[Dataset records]
################

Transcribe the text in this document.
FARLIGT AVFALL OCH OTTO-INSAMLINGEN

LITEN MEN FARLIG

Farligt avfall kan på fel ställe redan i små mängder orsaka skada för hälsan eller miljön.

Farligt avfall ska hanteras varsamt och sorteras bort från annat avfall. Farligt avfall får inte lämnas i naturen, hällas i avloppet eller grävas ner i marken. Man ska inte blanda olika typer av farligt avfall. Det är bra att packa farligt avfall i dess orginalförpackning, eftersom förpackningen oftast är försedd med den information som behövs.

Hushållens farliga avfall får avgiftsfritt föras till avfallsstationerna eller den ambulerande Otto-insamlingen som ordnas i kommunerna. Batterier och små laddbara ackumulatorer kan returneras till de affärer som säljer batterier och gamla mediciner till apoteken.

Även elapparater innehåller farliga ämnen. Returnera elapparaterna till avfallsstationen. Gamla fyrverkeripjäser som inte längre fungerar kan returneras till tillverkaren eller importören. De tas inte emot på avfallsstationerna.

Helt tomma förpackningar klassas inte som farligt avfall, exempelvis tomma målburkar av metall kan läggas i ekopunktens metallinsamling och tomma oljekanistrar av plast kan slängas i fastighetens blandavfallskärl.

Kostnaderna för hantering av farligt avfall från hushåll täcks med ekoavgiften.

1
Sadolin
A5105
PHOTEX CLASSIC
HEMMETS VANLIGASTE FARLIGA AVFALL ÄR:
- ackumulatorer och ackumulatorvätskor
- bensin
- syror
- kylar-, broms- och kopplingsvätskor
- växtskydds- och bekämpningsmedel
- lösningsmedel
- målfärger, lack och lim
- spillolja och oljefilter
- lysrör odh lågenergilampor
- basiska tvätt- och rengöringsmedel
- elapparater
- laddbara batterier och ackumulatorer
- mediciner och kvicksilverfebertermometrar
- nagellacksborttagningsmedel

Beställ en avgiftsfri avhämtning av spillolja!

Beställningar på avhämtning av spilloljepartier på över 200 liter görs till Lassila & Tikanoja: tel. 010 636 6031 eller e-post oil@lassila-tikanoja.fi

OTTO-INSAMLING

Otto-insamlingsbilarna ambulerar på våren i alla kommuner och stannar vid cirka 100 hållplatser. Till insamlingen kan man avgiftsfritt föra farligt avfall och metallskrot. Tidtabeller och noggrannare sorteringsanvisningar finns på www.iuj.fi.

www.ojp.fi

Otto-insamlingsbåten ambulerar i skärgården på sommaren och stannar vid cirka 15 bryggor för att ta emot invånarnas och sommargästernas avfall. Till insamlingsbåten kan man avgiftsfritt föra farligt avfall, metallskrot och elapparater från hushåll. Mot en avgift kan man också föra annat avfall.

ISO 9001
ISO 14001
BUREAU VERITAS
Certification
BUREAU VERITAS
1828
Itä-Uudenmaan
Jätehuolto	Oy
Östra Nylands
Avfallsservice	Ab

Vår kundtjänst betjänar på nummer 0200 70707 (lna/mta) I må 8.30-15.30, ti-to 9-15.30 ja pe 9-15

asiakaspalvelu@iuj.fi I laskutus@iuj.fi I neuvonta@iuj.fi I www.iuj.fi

################

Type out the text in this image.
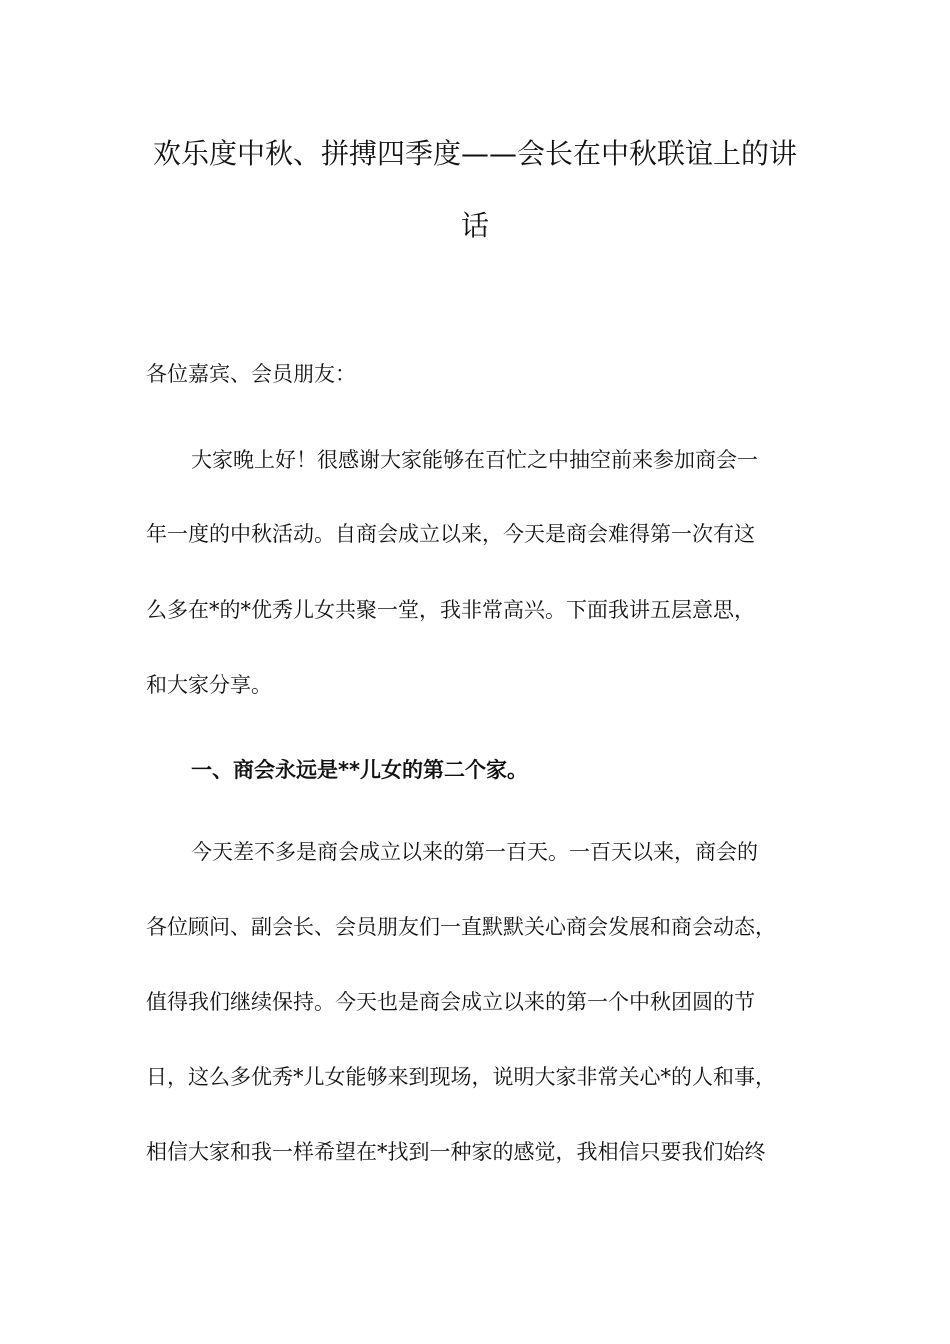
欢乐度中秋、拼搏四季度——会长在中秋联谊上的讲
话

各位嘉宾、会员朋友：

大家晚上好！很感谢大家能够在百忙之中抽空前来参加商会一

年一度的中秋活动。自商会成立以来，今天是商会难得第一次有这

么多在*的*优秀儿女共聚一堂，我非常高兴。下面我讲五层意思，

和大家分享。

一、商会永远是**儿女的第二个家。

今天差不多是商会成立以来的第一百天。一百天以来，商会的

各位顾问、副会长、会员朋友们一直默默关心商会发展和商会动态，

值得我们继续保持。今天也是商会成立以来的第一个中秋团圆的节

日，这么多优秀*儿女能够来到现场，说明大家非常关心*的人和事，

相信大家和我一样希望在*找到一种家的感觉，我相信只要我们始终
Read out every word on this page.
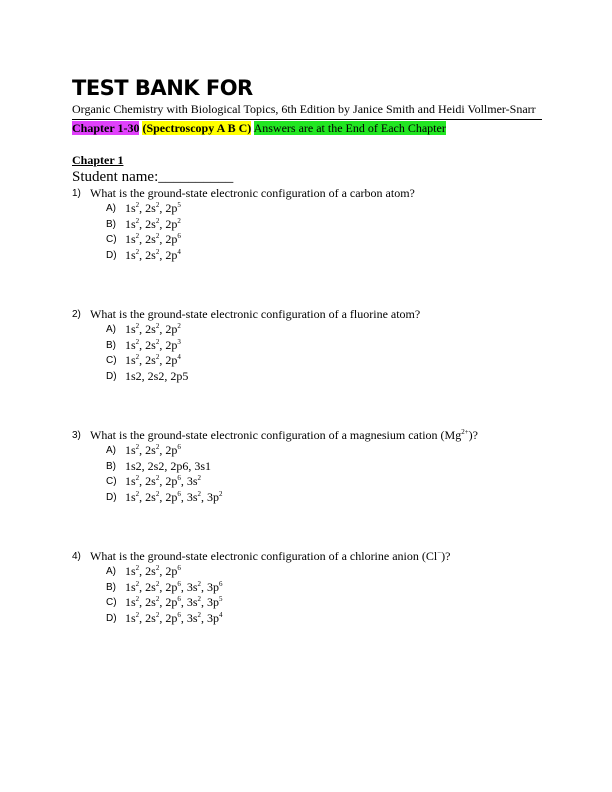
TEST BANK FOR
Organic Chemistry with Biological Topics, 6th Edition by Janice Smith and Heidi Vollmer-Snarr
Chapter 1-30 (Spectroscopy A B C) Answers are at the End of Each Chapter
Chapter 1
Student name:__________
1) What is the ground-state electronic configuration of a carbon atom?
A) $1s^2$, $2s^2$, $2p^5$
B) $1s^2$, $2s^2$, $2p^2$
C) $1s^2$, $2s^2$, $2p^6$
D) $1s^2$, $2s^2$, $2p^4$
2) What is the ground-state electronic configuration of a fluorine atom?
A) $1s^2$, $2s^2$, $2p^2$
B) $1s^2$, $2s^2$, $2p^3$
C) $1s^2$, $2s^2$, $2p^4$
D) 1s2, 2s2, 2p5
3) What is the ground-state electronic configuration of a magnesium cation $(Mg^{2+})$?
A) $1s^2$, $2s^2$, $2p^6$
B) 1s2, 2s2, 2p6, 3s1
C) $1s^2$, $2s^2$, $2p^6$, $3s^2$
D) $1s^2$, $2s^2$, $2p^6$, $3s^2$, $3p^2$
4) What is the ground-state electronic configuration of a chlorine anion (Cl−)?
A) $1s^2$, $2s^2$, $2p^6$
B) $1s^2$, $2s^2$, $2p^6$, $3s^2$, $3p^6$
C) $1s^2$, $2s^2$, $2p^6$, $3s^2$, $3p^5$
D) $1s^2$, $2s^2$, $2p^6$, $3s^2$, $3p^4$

################

Your goal:
Spot every line that holds "electronic" and copy it.

Complete output:
1) What is the ground-state electronic configuration of a carbon atom?
2) What is the ground-state electronic configuration of a fluorine atom?
3) What is the ground-state electronic configuration of a magnesium cation $(Mg^{2+})$?
4) What is the ground-state electronic configuration of a chlorine anion (Cl−)?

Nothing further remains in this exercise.